■ **EXERCISE INSTRUCTIONS**: Lines containing the word "ratio" are to be located and copied.

■ **RAW RECORDS**:
## START

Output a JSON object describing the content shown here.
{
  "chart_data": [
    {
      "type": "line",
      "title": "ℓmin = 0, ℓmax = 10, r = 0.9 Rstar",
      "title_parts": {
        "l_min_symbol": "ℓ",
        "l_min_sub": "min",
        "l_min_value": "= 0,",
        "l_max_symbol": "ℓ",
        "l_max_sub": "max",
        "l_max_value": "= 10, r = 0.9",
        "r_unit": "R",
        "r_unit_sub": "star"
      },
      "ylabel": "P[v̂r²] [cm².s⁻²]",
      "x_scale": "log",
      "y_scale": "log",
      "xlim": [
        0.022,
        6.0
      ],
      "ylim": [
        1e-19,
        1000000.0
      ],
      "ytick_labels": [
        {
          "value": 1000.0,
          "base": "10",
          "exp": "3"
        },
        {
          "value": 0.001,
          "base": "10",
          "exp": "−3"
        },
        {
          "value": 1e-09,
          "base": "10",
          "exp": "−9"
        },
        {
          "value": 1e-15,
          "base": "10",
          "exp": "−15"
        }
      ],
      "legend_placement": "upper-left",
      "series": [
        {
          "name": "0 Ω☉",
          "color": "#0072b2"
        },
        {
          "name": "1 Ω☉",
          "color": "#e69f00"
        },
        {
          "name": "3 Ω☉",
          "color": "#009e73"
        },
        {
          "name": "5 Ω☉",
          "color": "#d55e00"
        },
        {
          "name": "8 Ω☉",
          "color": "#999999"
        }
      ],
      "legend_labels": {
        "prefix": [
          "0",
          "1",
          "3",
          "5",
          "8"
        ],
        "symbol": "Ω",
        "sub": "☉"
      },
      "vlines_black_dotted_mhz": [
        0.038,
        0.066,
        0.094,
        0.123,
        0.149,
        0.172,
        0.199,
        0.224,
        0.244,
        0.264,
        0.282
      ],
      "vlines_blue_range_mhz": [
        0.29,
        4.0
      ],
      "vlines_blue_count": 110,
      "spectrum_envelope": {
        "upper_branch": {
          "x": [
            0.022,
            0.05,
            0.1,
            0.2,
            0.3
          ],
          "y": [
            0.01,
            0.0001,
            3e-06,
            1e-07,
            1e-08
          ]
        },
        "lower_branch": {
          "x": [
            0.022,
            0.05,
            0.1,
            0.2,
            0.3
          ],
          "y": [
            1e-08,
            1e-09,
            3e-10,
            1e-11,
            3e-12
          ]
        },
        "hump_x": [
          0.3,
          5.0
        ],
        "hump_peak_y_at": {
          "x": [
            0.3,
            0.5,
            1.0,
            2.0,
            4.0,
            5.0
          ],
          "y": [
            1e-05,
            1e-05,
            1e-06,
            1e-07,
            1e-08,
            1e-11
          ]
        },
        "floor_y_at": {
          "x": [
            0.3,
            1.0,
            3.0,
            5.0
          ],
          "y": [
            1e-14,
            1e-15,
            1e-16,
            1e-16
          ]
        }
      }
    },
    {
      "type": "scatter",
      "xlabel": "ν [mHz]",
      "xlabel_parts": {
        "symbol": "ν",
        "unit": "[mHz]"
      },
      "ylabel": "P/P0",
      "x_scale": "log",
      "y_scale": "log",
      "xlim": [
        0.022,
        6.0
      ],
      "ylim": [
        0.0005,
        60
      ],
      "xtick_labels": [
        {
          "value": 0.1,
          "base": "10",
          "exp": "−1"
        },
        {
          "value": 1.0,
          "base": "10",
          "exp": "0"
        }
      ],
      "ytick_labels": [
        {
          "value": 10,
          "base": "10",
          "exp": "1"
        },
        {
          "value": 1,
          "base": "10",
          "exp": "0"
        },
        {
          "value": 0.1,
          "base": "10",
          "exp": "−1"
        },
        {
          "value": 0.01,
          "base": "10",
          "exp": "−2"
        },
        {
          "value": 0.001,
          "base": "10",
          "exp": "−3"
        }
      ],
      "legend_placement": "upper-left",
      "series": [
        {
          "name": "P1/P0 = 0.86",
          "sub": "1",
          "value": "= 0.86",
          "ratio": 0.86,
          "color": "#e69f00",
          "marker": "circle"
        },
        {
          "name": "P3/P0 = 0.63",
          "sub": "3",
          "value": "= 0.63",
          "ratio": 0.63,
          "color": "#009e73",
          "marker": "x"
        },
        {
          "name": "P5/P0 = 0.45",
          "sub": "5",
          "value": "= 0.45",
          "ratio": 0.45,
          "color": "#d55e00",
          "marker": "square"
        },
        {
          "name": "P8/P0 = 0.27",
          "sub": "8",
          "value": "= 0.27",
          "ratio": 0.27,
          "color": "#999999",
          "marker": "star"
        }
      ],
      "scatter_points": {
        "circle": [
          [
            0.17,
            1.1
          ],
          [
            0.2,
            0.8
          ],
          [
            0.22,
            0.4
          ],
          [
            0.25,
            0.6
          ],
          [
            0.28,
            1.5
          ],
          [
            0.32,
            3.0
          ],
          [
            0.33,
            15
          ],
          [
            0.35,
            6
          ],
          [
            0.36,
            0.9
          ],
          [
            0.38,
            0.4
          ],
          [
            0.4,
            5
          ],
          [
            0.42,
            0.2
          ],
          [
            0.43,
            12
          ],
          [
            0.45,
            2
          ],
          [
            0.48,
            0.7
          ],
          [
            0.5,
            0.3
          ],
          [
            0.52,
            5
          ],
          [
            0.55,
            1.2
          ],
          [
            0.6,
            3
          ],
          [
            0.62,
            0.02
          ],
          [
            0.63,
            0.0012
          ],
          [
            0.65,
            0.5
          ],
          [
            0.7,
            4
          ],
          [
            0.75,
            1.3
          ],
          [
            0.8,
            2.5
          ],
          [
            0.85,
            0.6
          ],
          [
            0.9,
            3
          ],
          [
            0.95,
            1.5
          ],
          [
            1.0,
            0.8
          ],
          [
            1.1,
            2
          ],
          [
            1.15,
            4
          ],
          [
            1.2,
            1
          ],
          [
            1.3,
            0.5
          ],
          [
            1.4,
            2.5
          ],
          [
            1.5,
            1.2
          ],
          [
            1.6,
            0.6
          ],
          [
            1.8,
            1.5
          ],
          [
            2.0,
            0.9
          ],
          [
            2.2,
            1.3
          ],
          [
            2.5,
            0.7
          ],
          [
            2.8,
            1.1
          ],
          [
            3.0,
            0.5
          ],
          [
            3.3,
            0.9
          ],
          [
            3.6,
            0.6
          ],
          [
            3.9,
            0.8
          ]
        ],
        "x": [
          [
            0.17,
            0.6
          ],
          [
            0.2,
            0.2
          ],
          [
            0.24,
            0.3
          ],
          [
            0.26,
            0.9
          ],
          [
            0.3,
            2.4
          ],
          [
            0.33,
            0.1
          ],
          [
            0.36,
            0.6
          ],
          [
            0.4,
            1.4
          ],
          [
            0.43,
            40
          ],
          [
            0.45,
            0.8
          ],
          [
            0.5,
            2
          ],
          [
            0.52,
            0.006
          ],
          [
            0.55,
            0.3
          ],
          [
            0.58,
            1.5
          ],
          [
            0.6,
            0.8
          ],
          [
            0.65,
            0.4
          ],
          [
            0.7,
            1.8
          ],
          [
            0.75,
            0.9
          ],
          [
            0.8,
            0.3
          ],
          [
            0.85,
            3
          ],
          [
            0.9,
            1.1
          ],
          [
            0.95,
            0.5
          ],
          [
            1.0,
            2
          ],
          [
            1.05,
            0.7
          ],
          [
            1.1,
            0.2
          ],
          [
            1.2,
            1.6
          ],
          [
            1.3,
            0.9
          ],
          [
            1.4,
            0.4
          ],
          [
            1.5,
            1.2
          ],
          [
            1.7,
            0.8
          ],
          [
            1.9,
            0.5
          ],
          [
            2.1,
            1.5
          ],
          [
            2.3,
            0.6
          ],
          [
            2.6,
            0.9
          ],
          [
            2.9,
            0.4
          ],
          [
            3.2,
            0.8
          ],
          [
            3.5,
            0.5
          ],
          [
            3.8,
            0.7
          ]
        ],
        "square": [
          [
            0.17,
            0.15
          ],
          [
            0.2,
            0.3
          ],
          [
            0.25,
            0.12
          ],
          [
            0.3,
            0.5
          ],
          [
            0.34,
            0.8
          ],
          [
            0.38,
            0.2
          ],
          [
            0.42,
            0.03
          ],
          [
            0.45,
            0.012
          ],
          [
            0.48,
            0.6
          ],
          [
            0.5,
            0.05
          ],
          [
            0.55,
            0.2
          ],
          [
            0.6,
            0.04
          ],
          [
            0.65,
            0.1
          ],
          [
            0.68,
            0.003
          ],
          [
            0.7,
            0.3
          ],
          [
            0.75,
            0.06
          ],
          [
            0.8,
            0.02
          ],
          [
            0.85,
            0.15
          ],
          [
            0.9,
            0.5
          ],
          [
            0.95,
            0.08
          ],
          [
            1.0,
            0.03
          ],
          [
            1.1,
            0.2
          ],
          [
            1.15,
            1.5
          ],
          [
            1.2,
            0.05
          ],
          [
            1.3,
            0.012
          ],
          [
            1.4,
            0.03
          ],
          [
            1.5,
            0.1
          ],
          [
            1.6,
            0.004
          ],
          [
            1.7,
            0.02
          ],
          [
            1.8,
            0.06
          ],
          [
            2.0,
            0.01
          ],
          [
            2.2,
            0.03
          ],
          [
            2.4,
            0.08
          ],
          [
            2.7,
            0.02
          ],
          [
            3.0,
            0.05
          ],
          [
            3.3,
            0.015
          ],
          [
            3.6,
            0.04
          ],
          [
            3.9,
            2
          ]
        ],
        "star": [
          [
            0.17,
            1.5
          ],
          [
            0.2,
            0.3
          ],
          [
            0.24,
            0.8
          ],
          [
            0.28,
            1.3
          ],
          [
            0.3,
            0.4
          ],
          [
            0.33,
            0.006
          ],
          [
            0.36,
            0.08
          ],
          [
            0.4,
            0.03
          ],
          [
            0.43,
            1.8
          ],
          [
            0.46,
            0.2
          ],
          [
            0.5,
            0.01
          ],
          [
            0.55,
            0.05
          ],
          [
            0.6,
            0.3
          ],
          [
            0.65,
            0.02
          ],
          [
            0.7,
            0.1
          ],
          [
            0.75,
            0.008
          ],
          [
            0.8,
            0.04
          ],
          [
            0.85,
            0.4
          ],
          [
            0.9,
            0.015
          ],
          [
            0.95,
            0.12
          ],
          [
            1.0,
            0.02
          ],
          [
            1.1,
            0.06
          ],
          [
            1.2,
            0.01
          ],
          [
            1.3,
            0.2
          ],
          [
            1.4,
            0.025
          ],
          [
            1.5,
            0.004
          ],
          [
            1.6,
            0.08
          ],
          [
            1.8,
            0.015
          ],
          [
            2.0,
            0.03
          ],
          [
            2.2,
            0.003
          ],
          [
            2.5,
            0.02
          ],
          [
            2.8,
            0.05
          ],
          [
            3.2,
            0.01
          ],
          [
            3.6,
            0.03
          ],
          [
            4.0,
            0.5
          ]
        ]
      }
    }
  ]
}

## END

■ **THE RESPONSE**:
          "ratio": 0.86,
          "ratio": 0.63,
          "ratio": 0.45,
          "ratio": 0.27,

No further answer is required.